List every line below containing "equal".
[Start Extracted entries]
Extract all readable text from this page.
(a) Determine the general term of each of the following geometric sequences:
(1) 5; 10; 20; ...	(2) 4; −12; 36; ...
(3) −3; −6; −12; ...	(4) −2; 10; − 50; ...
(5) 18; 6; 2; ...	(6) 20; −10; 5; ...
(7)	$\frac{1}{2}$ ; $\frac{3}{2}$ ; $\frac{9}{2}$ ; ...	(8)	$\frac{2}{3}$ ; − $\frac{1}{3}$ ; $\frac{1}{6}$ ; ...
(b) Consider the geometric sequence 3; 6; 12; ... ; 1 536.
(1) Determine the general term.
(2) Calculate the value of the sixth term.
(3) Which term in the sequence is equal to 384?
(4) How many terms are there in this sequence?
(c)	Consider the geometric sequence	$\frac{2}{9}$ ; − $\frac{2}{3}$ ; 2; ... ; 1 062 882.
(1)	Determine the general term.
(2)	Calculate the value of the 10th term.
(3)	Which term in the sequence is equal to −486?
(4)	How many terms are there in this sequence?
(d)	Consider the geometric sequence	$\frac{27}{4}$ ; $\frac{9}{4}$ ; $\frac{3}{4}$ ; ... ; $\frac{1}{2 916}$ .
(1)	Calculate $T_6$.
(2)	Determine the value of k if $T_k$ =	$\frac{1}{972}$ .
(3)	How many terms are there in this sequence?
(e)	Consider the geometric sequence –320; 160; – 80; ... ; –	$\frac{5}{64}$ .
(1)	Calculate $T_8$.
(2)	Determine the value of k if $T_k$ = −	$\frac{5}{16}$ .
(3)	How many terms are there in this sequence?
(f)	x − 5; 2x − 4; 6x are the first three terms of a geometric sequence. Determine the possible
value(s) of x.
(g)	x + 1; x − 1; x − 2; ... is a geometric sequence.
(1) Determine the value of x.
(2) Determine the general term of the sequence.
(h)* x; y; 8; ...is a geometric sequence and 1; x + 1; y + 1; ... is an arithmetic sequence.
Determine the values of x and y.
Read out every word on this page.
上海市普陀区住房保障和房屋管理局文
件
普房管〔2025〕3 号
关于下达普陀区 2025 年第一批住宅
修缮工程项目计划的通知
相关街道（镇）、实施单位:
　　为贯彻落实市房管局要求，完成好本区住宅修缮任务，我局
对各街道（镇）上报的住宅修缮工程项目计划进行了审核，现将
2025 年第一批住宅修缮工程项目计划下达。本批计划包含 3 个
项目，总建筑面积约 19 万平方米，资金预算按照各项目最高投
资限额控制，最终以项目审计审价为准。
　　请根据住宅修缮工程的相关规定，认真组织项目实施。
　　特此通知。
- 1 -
[End Extracted entries]
Answer for the task:
(3) Which term in the sequence is equal to 384?
(3)	Which term in the sequence is equal to −486?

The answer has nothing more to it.